### AVAILABLE RECORDS
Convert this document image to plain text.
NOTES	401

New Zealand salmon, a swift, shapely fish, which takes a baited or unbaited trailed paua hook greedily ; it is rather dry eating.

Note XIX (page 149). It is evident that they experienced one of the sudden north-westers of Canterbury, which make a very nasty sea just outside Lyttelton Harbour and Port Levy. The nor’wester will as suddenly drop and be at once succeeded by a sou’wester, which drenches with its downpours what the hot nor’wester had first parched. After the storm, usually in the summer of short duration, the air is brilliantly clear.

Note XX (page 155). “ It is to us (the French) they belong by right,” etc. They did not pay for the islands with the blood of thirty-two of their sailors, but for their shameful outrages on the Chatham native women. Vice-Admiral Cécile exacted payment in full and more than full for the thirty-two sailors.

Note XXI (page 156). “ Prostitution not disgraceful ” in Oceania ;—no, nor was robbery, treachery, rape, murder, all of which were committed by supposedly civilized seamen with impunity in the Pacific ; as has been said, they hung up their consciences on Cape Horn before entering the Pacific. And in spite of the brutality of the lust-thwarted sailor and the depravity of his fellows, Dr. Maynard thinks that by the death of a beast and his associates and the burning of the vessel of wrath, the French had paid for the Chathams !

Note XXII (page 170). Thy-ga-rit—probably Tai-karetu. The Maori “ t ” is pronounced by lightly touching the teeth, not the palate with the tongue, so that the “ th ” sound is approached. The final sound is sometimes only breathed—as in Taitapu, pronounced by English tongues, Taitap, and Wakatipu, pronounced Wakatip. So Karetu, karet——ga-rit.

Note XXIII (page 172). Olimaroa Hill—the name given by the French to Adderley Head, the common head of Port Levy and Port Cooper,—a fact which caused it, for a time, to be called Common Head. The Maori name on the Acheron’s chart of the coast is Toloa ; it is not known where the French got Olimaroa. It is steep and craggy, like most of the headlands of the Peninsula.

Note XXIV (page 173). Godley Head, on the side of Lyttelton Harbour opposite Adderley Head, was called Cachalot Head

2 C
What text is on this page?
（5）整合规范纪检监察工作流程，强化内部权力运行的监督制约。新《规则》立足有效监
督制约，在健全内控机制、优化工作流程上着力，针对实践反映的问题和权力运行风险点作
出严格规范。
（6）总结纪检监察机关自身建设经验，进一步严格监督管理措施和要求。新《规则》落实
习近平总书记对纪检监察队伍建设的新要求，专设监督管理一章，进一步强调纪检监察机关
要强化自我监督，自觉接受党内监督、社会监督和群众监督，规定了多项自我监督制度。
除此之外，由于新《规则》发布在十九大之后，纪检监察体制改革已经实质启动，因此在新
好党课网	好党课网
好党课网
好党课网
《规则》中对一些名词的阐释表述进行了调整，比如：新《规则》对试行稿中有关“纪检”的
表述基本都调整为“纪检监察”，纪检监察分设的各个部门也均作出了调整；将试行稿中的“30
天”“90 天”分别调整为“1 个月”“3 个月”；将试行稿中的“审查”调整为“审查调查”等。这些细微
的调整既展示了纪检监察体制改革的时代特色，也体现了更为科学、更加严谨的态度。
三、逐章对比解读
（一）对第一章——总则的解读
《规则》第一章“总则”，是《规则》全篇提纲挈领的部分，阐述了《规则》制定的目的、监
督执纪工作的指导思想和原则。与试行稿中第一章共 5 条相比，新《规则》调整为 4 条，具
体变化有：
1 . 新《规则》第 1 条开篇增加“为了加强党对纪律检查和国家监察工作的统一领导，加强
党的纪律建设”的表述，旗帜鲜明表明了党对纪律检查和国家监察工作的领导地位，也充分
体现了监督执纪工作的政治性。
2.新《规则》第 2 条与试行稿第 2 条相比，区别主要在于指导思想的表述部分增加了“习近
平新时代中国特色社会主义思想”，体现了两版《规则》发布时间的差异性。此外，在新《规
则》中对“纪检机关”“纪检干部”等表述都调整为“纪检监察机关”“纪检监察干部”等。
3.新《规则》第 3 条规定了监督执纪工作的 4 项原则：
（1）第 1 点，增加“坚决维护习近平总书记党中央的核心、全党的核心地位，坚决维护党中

### REQUIRED TASK
Check each line above for the string "this" and show the ones that have it.

### TASK SOLUTION
Convert this document image to plain text.
What text is on this page?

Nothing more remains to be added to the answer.